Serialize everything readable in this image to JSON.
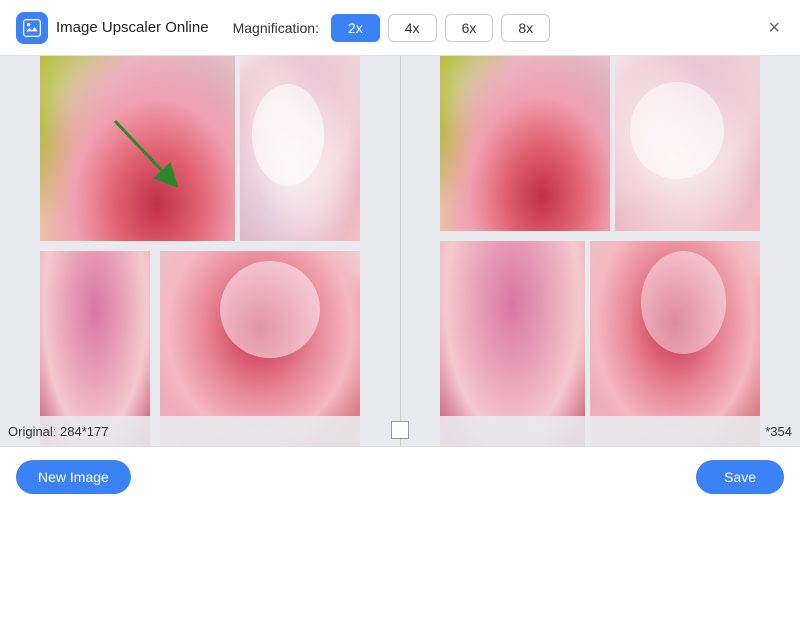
{
  "header": {
    "app_icon_alt": "image-upscaler-icon",
    "app_title": "Image Upscaler Online",
    "magnification_label": "Magnification:",
    "mag_buttons": [
      {
        "label": "2x",
        "value": "2x",
        "active": true
      },
      {
        "label": "4x",
        "value": "4x",
        "active": false
      },
      {
        "label": "6x",
        "value": "6x",
        "active": false
      },
      {
        "label": "8x",
        "value": "8x",
        "active": false
      }
    ],
    "close_label": "×"
  },
  "info_bar": {
    "left_text": "Original: 284*177",
    "right_text": "*354"
  },
  "footer": {
    "new_image_label": "New Image",
    "save_label": "Save"
  },
  "arrow": {
    "color": "#2a8a2a"
  }
}
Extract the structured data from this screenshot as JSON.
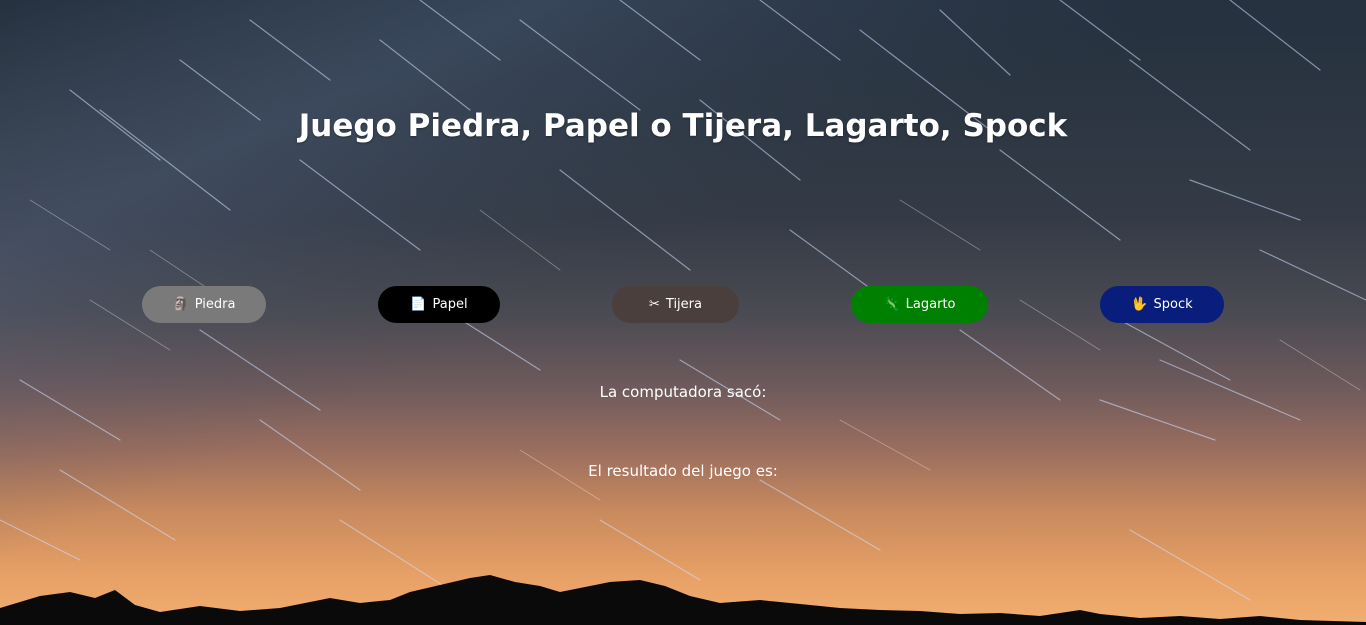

== TASK INSTRUCTIONS ==
Copy out each line word for word, please, skipping the images.

== RESULT OF THIS TASK ==
Serialize everything readable in this image to JSON.
{
  "header": {
    "app_icon_alt": "image-upscaler-icon",
    "app_title": "Image Upscaler Online",
    "magnification_label": "Magnification:",
    "mag_buttons": [
      {
        "label": "2x",
        "value": "2x",
        "active": true
      },
      {
        "label": "4x",
        "value": "4x",
        "active": false
      },
      {
        "label": "6x",
        "value": "6x",
        "active": false
      },
      {
        "label": "8x",
        "value": "8x",
        "active": false
      }
    ],
    "close_label": "×"
  },
  "info_bar": {
    "left_text": "Original: 284*177",
    "right_text": "*354"
  },
  "footer": {
    "new_image_label": "New Image",
    "save_label": "Save"
  },
  "arrow": {
    "color": "#2a8a2a"
  }
}
Extract the structured data from this screenshot as JSON.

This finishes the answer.